(Extracted data entries)
•••••

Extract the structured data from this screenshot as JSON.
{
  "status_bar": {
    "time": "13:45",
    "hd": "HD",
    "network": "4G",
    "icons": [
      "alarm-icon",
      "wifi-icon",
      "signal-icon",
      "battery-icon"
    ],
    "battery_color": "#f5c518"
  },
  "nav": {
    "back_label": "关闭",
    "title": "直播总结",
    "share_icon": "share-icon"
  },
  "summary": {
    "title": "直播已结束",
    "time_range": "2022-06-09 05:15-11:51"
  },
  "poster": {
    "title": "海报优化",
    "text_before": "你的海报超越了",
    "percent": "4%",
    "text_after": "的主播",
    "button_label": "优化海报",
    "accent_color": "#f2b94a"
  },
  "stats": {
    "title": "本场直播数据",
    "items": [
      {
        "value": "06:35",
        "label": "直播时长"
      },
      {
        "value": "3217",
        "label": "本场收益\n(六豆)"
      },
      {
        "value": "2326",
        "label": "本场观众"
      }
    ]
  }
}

•••••

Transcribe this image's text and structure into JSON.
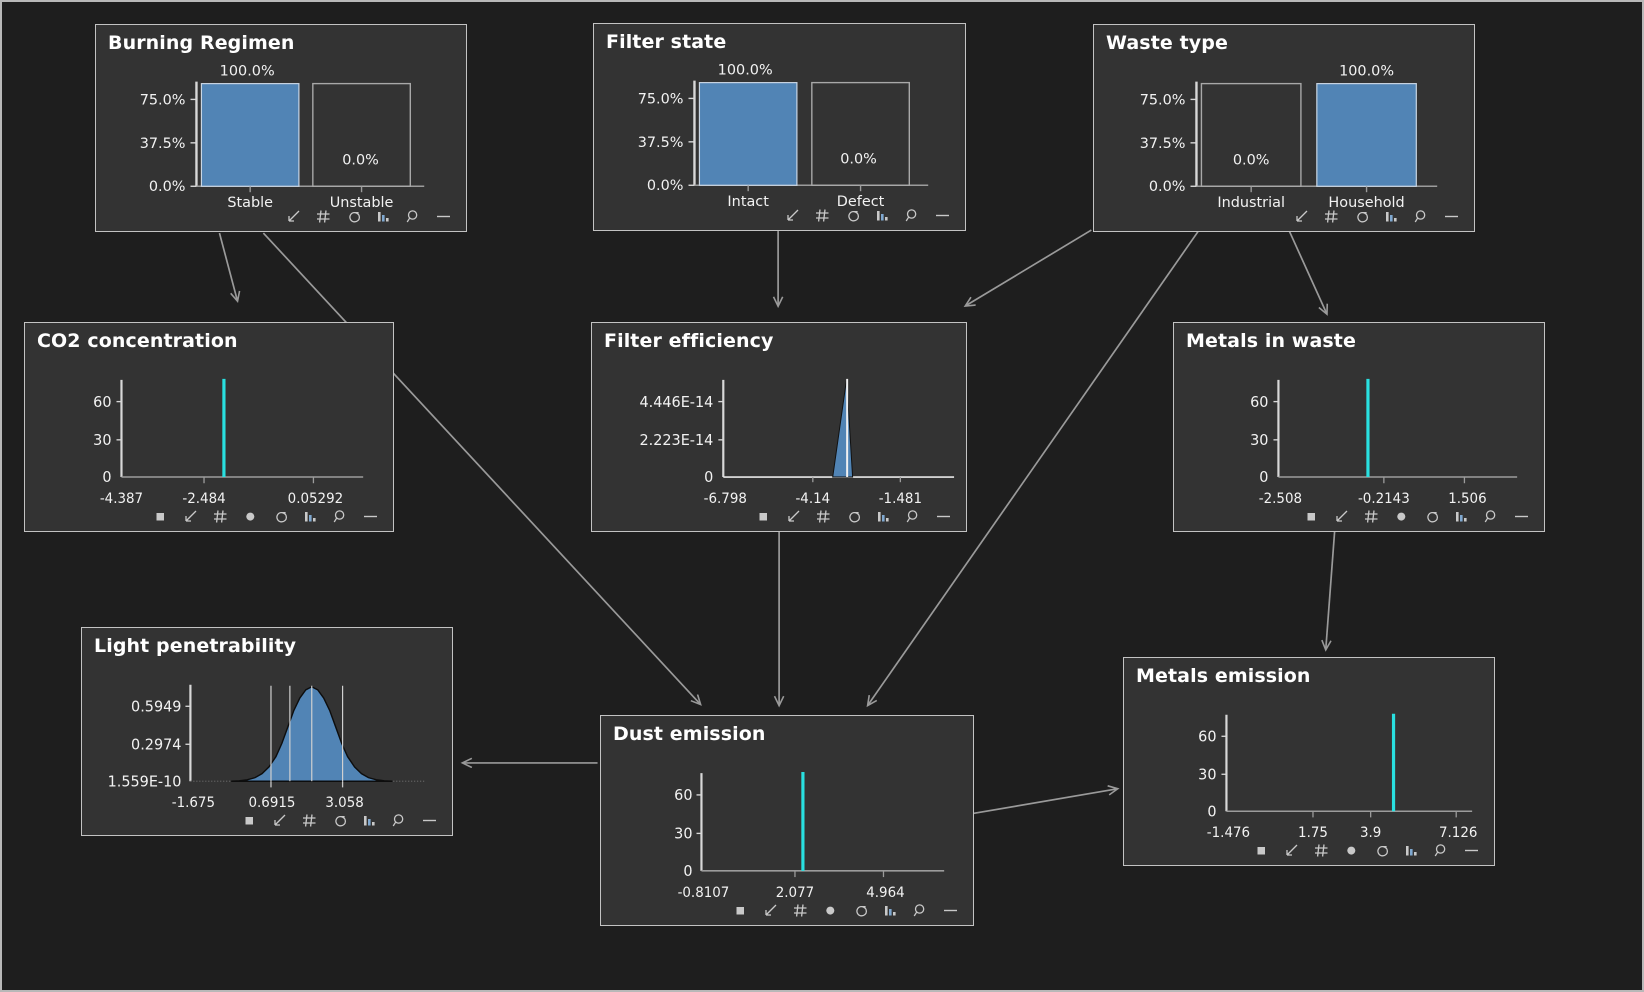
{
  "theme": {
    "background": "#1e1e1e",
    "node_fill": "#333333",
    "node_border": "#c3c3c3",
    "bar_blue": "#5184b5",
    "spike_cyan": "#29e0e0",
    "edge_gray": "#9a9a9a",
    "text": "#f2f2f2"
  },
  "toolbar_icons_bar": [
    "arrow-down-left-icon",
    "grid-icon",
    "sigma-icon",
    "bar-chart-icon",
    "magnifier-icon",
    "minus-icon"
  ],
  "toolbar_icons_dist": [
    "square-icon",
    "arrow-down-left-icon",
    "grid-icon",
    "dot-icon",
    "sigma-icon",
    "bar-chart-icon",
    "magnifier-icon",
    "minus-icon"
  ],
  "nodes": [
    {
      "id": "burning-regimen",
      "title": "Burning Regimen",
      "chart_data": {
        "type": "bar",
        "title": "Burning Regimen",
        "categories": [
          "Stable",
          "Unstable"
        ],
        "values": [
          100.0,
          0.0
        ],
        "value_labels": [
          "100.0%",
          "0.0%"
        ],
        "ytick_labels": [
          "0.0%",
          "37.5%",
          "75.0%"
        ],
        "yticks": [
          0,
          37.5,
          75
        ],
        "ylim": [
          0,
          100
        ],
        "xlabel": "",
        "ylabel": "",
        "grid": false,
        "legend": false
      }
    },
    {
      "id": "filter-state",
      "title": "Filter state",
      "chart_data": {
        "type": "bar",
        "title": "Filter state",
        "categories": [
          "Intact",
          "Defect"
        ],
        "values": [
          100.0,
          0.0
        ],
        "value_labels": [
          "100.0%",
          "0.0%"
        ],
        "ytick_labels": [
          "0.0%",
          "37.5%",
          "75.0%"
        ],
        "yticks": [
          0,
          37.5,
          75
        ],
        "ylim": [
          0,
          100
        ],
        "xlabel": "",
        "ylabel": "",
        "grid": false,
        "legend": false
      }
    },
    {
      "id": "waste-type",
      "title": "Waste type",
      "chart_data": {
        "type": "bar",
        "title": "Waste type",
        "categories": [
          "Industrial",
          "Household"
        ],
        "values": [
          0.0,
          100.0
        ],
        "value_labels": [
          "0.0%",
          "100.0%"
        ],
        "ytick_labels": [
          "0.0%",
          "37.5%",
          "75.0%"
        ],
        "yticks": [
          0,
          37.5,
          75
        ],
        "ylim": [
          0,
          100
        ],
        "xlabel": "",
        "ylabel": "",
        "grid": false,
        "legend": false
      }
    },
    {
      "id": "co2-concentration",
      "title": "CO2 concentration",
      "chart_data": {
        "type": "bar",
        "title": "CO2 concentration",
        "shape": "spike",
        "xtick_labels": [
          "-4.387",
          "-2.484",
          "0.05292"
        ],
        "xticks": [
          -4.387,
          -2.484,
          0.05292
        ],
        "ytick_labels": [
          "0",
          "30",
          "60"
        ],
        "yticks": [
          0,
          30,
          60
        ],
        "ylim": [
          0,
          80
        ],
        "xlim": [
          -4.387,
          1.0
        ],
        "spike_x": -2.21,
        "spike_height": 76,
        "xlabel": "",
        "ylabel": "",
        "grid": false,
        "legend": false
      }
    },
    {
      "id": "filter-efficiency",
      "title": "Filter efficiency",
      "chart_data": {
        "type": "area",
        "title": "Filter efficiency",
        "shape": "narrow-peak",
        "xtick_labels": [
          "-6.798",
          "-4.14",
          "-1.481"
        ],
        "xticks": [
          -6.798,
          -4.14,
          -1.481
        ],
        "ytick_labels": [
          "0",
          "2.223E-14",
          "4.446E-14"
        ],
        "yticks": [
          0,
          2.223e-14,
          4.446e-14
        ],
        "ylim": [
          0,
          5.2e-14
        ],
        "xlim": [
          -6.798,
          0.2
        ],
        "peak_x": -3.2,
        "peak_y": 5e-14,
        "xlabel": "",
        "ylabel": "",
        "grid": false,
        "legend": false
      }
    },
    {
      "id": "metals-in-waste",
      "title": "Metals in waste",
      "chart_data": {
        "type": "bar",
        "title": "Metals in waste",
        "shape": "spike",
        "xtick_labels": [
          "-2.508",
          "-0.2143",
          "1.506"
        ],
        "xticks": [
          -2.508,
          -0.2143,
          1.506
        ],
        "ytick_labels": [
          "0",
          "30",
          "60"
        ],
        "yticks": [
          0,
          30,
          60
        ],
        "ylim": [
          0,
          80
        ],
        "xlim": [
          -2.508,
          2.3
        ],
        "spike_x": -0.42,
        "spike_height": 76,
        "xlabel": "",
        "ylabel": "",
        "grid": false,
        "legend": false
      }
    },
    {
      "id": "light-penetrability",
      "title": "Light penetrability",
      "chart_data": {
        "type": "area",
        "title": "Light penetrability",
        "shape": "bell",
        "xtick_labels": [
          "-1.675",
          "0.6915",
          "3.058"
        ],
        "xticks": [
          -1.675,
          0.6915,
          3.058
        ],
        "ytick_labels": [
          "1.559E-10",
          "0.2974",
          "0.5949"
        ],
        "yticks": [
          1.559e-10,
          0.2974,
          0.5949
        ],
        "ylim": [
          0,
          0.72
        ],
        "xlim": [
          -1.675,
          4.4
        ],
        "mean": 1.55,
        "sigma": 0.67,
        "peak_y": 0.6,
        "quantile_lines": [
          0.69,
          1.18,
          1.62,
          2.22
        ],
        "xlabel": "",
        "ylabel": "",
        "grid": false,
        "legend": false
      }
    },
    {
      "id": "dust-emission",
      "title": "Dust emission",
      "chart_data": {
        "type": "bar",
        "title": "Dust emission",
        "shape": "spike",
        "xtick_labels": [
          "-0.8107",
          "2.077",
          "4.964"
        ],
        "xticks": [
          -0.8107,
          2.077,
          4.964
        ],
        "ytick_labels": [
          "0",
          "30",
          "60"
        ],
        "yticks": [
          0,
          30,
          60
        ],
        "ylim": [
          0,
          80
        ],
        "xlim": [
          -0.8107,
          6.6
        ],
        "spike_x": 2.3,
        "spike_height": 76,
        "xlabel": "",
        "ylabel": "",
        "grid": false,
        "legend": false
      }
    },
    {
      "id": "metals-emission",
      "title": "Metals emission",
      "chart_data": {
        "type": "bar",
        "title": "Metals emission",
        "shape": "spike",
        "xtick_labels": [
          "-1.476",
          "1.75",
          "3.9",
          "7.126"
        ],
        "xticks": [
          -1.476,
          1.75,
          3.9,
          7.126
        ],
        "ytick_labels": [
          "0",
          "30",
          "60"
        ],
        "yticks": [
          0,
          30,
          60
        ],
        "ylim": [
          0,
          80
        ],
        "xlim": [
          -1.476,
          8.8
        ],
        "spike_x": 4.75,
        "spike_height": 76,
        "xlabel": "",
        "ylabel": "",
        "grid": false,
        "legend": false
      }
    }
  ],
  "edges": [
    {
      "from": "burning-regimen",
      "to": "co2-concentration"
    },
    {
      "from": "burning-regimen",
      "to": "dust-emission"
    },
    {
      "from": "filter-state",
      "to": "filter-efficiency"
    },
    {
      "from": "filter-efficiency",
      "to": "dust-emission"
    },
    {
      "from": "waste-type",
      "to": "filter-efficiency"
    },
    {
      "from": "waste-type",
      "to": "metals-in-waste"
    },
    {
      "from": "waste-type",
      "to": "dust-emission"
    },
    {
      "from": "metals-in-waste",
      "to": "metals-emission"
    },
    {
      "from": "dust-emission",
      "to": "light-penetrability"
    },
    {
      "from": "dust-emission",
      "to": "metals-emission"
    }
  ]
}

•••••

Out of the material above, gather each line where "penetrability" appears.

      "id": "light-penetrability",
      "title": "Light penetrability",
        "title": "Light penetrability",
      "to": "light-penetrability"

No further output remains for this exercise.